### Work instructions
Pick out all lines of the entries that include the word "JSON" and copy them.

[Records that describe figures]
──────────────────────────────

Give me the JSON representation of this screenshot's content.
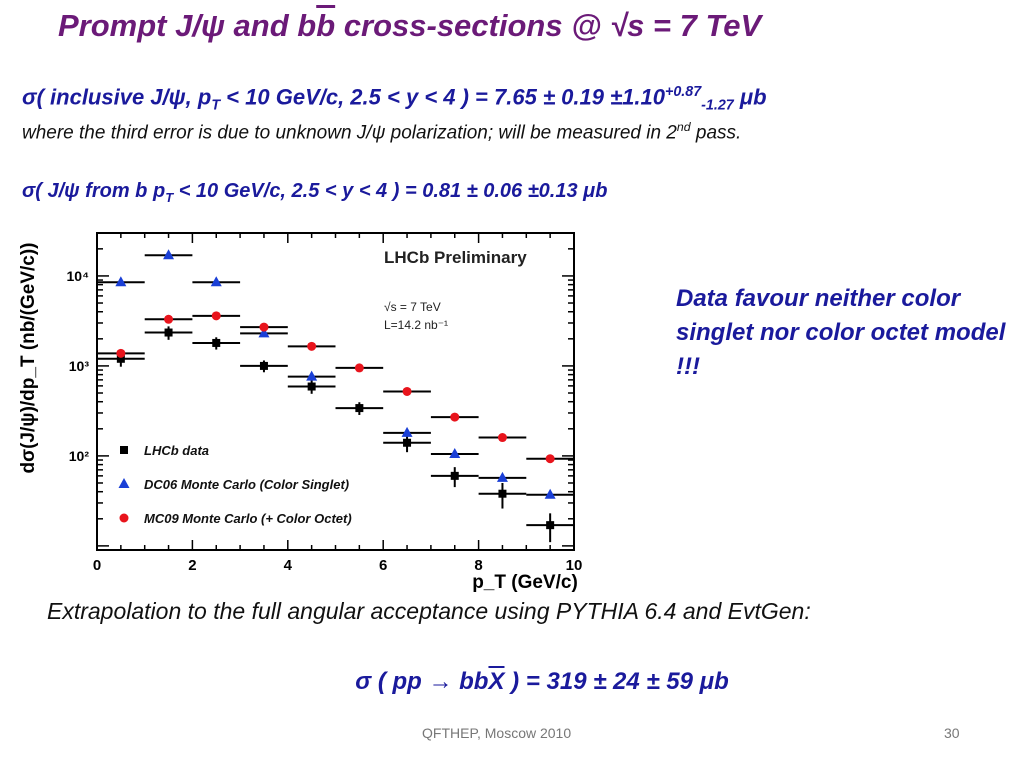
{
  "slide": {
    "title_prefix": "Prompt  J/",
    "title_psi": "ψ",
    "title_and": " and b",
    "title_bbar": "b",
    "title_rest": " cross-sections @ ",
    "title_sqrt": "√",
    "title_end": "s = 7 TeV",
    "line1_a": "σ( inclusive J/ψ, p",
    "line1_sub_t": "T",
    "line1_b": " < 10 GeV/c, 2.5 < y < 4 ) = 7.65 ± 0.19 ±1.10",
    "line1_sup": "+0.87",
    "line1_sub2": "-1.27",
    "line1_unit": " μb",
    "line2_a": "where the third error is due to unknown J/ψ polarization; will be measured in 2",
    "line2_sup": "nd",
    "line2_b": " pass.",
    "line3_a": "σ( J/ψ from b p",
    "line3_sub_t": "T",
    "line3_b": " < 10 GeV/c, 2.5 < y < 4 ) = 0.81 ± 0.06 ±0.13 μb",
    "note": "Data favour neither color singlet nor color octet model !!!",
    "extrap": "Extrapolation to the full angular acceptance using PYTHIA 6.4 and EvtGen:",
    "result_a": "σ ( pp → bb",
    "result_xbar": "X",
    "result_b": " ) = 319 ± 24 ± 59 μb",
    "footer": "QFTHEP, Moscow 2010",
    "page": "30"
  },
  "colors": {
    "title": "#6b1a78",
    "text_blue": "#1a1a9c",
    "data": "#000000",
    "singlet": "#1a3fd6",
    "octet": "#e8141c"
  },
  "chart_data": {
    "type": "scatter",
    "title": "LHCb Preliminary",
    "annotation_lines": [
      "√s = 7 TeV",
      "L=14.2 nb⁻¹"
    ],
    "xlabel": "p_T (GeV/c)",
    "ylabel": "dσ(J/ψ)/dp_T  (nb/(GeV/c))",
    "xlim": [
      0,
      10
    ],
    "ylim": [
      9,
      30000
    ],
    "yscale": "log",
    "xticks": [
      0,
      2,
      4,
      6,
      8,
      10
    ],
    "yticks": [
      {
        "value": 100,
        "label": "10²"
      },
      {
        "value": 1000,
        "label": "10³"
      },
      {
        "value": 10000,
        "label": "10⁴"
      }
    ],
    "legend_position": "bottom-left",
    "series": [
      {
        "name": "LHCb data",
        "marker": "square",
        "color": "#000000",
        "x": [
          0.5,
          1.5,
          2.5,
          3.5,
          4.5,
          5.5,
          6.5,
          7.5,
          8.5,
          9.5
        ],
        "y": [
          1200,
          2350,
          1800,
          1000,
          590,
          340,
          140,
          60,
          38,
          17
        ],
        "xerr": 0.5,
        "yerr": [
          220,
          400,
          280,
          150,
          100,
          55,
          30,
          15,
          12,
          6
        ]
      },
      {
        "name": "DC06 Monte Carlo (Color Singlet)",
        "marker": "triangle",
        "color": "#1a3fd6",
        "x": [
          0.5,
          1.5,
          2.5,
          3.5,
          4.5,
          6.5,
          7.5,
          8.5,
          9.5
        ],
        "y": [
          8500,
          17000,
          8500,
          2300,
          760,
          180,
          105,
          57,
          37
        ],
        "xerr": 0.5
      },
      {
        "name": "MC09 Monte Carlo (+ Color Octet)",
        "marker": "circle",
        "color": "#e8141c",
        "x": [
          0.5,
          1.5,
          2.5,
          3.5,
          4.5,
          5.5,
          6.5,
          7.5,
          8.5,
          9.5
        ],
        "y": [
          1380,
          3300,
          3600,
          2700,
          1650,
          950,
          520,
          270,
          160,
          93
        ],
        "xerr": 0.5
      }
    ]
  }
}
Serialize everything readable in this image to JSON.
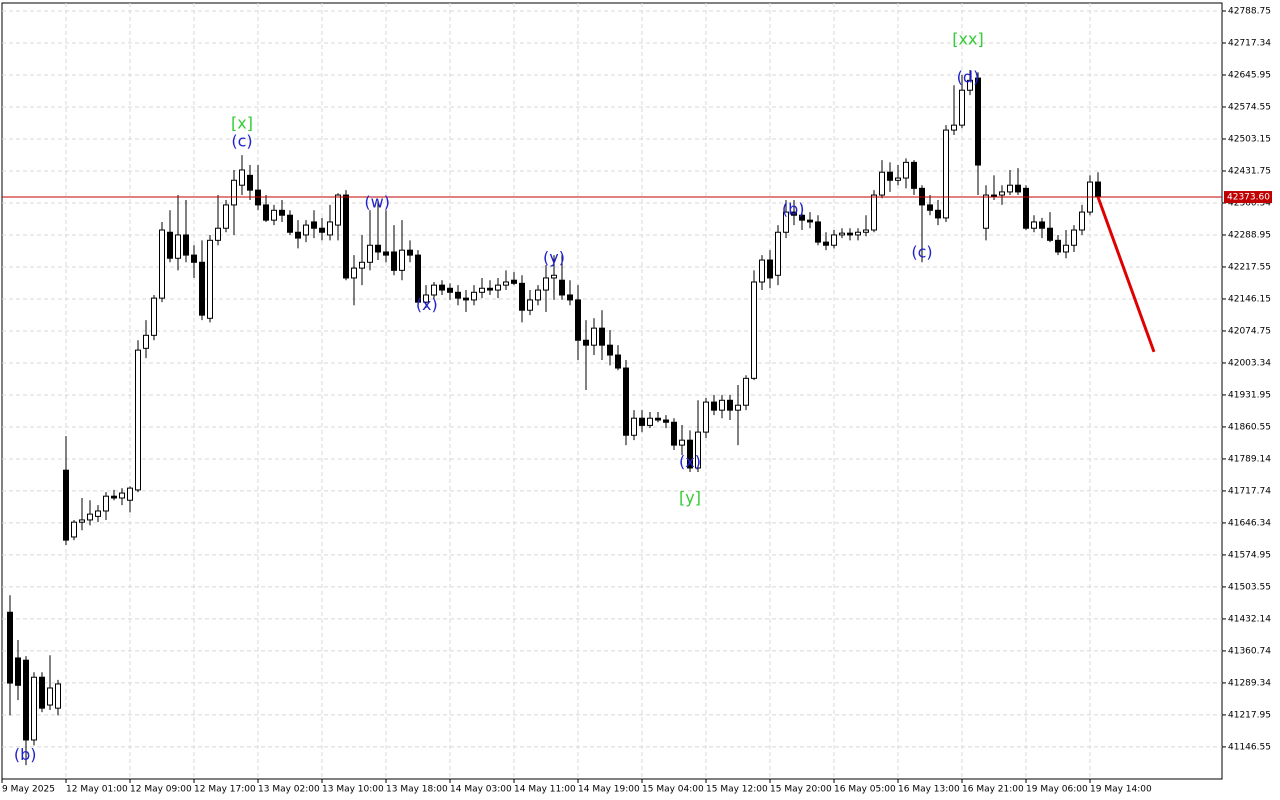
{
  "chart_data": {
    "type": "candlestick",
    "xlim": [
      -1,
      151.5
    ],
    "ylim": [
      41074.9,
      42806.6
    ],
    "grid": true,
    "xticks": [
      {
        "value": -1,
        "label": "9 May 2025"
      },
      {
        "value": 7,
        "label": "12 May 01:00"
      },
      {
        "value": 15,
        "label": "12 May 09:00"
      },
      {
        "value": 23,
        "label": "12 May 17:00"
      },
      {
        "value": 31,
        "label": "13 May 02:00"
      },
      {
        "value": 39,
        "label": "13 May 10:00"
      },
      {
        "value": 47,
        "label": "13 May 18:00"
      },
      {
        "value": 55,
        "label": "14 May 03:00"
      },
      {
        "value": 63,
        "label": "14 May 11:00"
      },
      {
        "value": 71,
        "label": "14 May 19:00"
      },
      {
        "value": 79,
        "label": "15 May 04:00"
      },
      {
        "value": 87,
        "label": "15 May 12:00"
      },
      {
        "value": 95,
        "label": "15 May 20:00"
      },
      {
        "value": 103,
        "label": "16 May 05:00"
      },
      {
        "value": 111,
        "label": "16 May 13:00"
      },
      {
        "value": 119,
        "label": "16 May 21:00"
      },
      {
        "value": 127,
        "label": "19 May 06:00"
      },
      {
        "value": 135,
        "label": "19 May 14:00"
      }
    ],
    "yticks": [
      42788.75,
      42717.34,
      42645.95,
      42574.55,
      42503.15,
      42431.75,
      42360.34,
      42288.95,
      42217.55,
      42146.15,
      42074.75,
      42003.34,
      41931.95,
      41860.55,
      41789.14,
      41717.74,
      41646.34,
      41574.95,
      41503.55,
      41432.14,
      41360.74,
      41289.34,
      41217.95,
      41146.55
    ],
    "last_price": {
      "value": 42373.6,
      "label": "42373.60",
      "color": "#c00000"
    },
    "up_color": "#ffffff",
    "down_color": "#000000",
    "open": [
      41447,
      41345,
      41340,
      41162,
      41302,
      41240,
      41233,
      41764,
      41615,
      41648,
      41653,
      41661,
      41673,
      41706,
      41702,
      41697,
      41720,
      42036,
      42065,
      42148,
      42295,
      42237,
      42289,
      42244,
      42228,
      42103,
      42277,
      42304,
      42356,
      42400,
      42422,
      42389,
      42356,
      42322,
      42344,
      42333,
      42295,
      42289,
      42318,
      42304,
      42289,
      42311,
      42378,
      42193,
      42215,
      42228,
      42266,
      42251,
      42251,
      42210,
      42255,
      42244,
      42139,
      42155,
      42177,
      42170,
      42161,
      42148,
      42144,
      42161,
      42170,
      42166,
      42177,
      42188,
      42181,
      42121,
      42144,
      42166,
      42193,
      42188,
      42155,
      42144,
      42054,
      42043,
      42081,
      42043,
      42021,
      41992,
      41842,
      41880,
      41864,
      41880,
      41876,
      41871,
      41820,
      41831,
      41769,
      41849,
      41916,
      41898,
      41920,
      41898,
      41909,
      41969,
      42184,
      42233,
      42199,
      42295,
      42340,
      42333,
      42322,
      42318,
      42273,
      42266,
      42289,
      42293,
      42289,
      42295,
      42300,
      42378,
      42429,
      42411,
      42416,
      42451,
      42393,
      42356,
      42344,
      42327,
      42523,
      42534,
      42612,
      42639,
      42304,
      42378,
      42378,
      42385,
      42400,
      42393,
      42304,
      42318,
      42304,
      42277,
      42251,
      42266,
      42300,
      42340,
      42407
    ],
    "high": [
      41485,
      41385,
      41349,
      41313,
      41313,
      41351,
      41296,
      41840,
      41653,
      41702,
      41697,
      41686,
      41715,
      41720,
      41724,
      41728,
      42054,
      42099,
      42155,
      42318,
      42344,
      42378,
      42367,
      42266,
      42277,
      42289,
      42378,
      42367,
      42434,
      42467,
      42445,
      42445,
      42378,
      42356,
      42367,
      42344,
      42322,
      42322,
      42344,
      42327,
      42356,
      42382,
      42389,
      42244,
      42289,
      42344,
      42367,
      42344,
      42311,
      42322,
      42277,
      42255,
      42177,
      42184,
      42188,
      42181,
      42177,
      42166,
      42177,
      42193,
      42188,
      42193,
      42210,
      42206,
      42199,
      42166,
      42177,
      42222,
      42244,
      42244,
      42188,
      42177,
      42099,
      42103,
      42121,
      42077,
      42043,
      42010,
      41898,
      41898,
      41894,
      41894,
      41887,
      41880,
      41865,
      41853,
      41920,
      41925,
      41932,
      41932,
      41932,
      41954,
      41976,
      42210,
      42244,
      42255,
      42311,
      42367,
      42367,
      42356,
      42340,
      42333,
      42295,
      42300,
      42304,
      42304,
      42304,
      42333,
      42389,
      42456,
      42451,
      42445,
      42460,
      42456,
      42400,
      42378,
      42367,
      42534,
      42623,
      42646,
      42657,
      42652,
      42400,
      42422,
      42400,
      42434,
      42438,
      42400,
      42333,
      42327,
      42340,
      42289,
      42300,
      42311,
      42356,
      42422,
      42429
    ],
    "low": [
      41217,
      41251,
      41106,
      41150,
      41224,
      41229,
      41217,
      41597,
      41608,
      41630,
      41641,
      41648,
      41653,
      41697,
      41686,
      41670,
      41715,
      42014,
      42054,
      42139,
      42228,
      42210,
      42228,
      42193,
      42099,
      42094,
      42266,
      42295,
      42289,
      42378,
      42367,
      42344,
      42318,
      42311,
      42318,
      42289,
      42259,
      42273,
      42282,
      42277,
      42277,
      42277,
      42188,
      42132,
      42177,
      42210,
      42233,
      42228,
      42199,
      42188,
      42228,
      42132,
      42126,
      42144,
      42155,
      42144,
      42132,
      42117,
      42132,
      42148,
      42155,
      42148,
      42166,
      42177,
      42094,
      42110,
      42132,
      42117,
      42144,
      42144,
      42132,
      42010,
      41943,
      42021,
      42010,
      41998,
      41987,
      41820,
      41831,
      41849,
      41858,
      41871,
      41858,
      41809,
      41798,
      41760,
      41760,
      41836,
      41887,
      41880,
      41876,
      41820,
      41898,
      41965,
      42166,
      42170,
      42177,
      42282,
      42311,
      42300,
      42304,
      42266,
      42255,
      42259,
      42282,
      42277,
      42277,
      42286,
      42295,
      42371,
      42385,
      42400,
      42393,
      42378,
      42228,
      42333,
      42311,
      42318,
      42512,
      42527,
      42601,
      42378,
      42277,
      42367,
      42356,
      42378,
      42378,
      42300,
      42295,
      42282,
      42273,
      42244,
      42237,
      42251,
      42289,
      42333,
      42367
    ],
    "close": [
      41289,
      41284,
      41162,
      41302,
      41233,
      41278,
      41287,
      41608,
      41648,
      41653,
      41666,
      41673,
      41706,
      41702,
      41713,
      41724,
      42032,
      42065,
      42148,
      42300,
      42237,
      42289,
      42244,
      42228,
      42110,
      42277,
      42304,
      42356,
      42411,
      42434,
      42389,
      42356,
      42322,
      42344,
      42333,
      42295,
      42282,
      42311,
      42304,
      42295,
      42318,
      42378,
      42193,
      42215,
      42228,
      42266,
      42251,
      42244,
      42210,
      42255,
      42244,
      42139,
      42155,
      42177,
      42166,
      42161,
      42148,
      42144,
      42161,
      42170,
      42166,
      42177,
      42184,
      42181,
      42121,
      42144,
      42166,
      42193,
      42199,
      42155,
      42144,
      42054,
      42043,
      42081,
      42043,
      42021,
      41992,
      41842,
      41880,
      41864,
      41880,
      41876,
      41871,
      41820,
      41831,
      41769,
      41849,
      41916,
      41898,
      41920,
      41898,
      41909,
      41969,
      42184,
      42233,
      42193,
      42295,
      42340,
      42333,
      42322,
      42318,
      42273,
      42266,
      42289,
      42293,
      42289,
      42295,
      42300,
      42378,
      42429,
      42411,
      42416,
      42451,
      42393,
      42356,
      42344,
      42327,
      42523,
      42534,
      42612,
      42634,
      42445,
      42378,
      42378,
      42385,
      42400,
      42385,
      42304,
      42318,
      42304,
      42277,
      42251,
      42266,
      42300,
      42340,
      42407,
      42373.6
    ],
    "projection": {
      "color": "#e00000",
      "x": [
        136,
        143
      ],
      "values": [
        42373.6,
        42028
      ]
    },
    "annotations": [
      {
        "text": "(b)",
        "color": "#2222cc",
        "x": 1.9,
        "y": 41127
      },
      {
        "text": "[x]",
        "color": "#33cc33",
        "x": 29,
        "y": 42537
      },
      {
        "text": "(c)",
        "color": "#2222cc",
        "x": 29,
        "y": 42496
      },
      {
        "text": "(w)",
        "color": "#2222cc",
        "x": 45.9,
        "y": 42360
      },
      {
        "text": "(x)",
        "color": "#2222cc",
        "x": 52.1,
        "y": 42131
      },
      {
        "text": "(y)",
        "color": "#2222cc",
        "x": 68,
        "y": 42236
      },
      {
        "text": "(x)",
        "color": "#2222cc",
        "x": 85,
        "y": 41781
      },
      {
        "text": "[y]",
        "color": "#33cc33",
        "x": 85,
        "y": 41701
      },
      {
        "text": "(b)",
        "color": "#2222cc",
        "x": 97.9,
        "y": 42345
      },
      {
        "text": "(c)",
        "color": "#2222cc",
        "x": 114,
        "y": 42249
      },
      {
        "text": "(d)",
        "color": "#2222cc",
        "x": 119.75,
        "y": 42639
      },
      {
        "text": "[xx]",
        "color": "#33cc33",
        "x": 119.75,
        "y": 42724
      }
    ]
  }
}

──────────────────────────────

### Response for this exercise
Give me the JSON representation of this screenshot's content.
Serialize everything readable in this image to JSON.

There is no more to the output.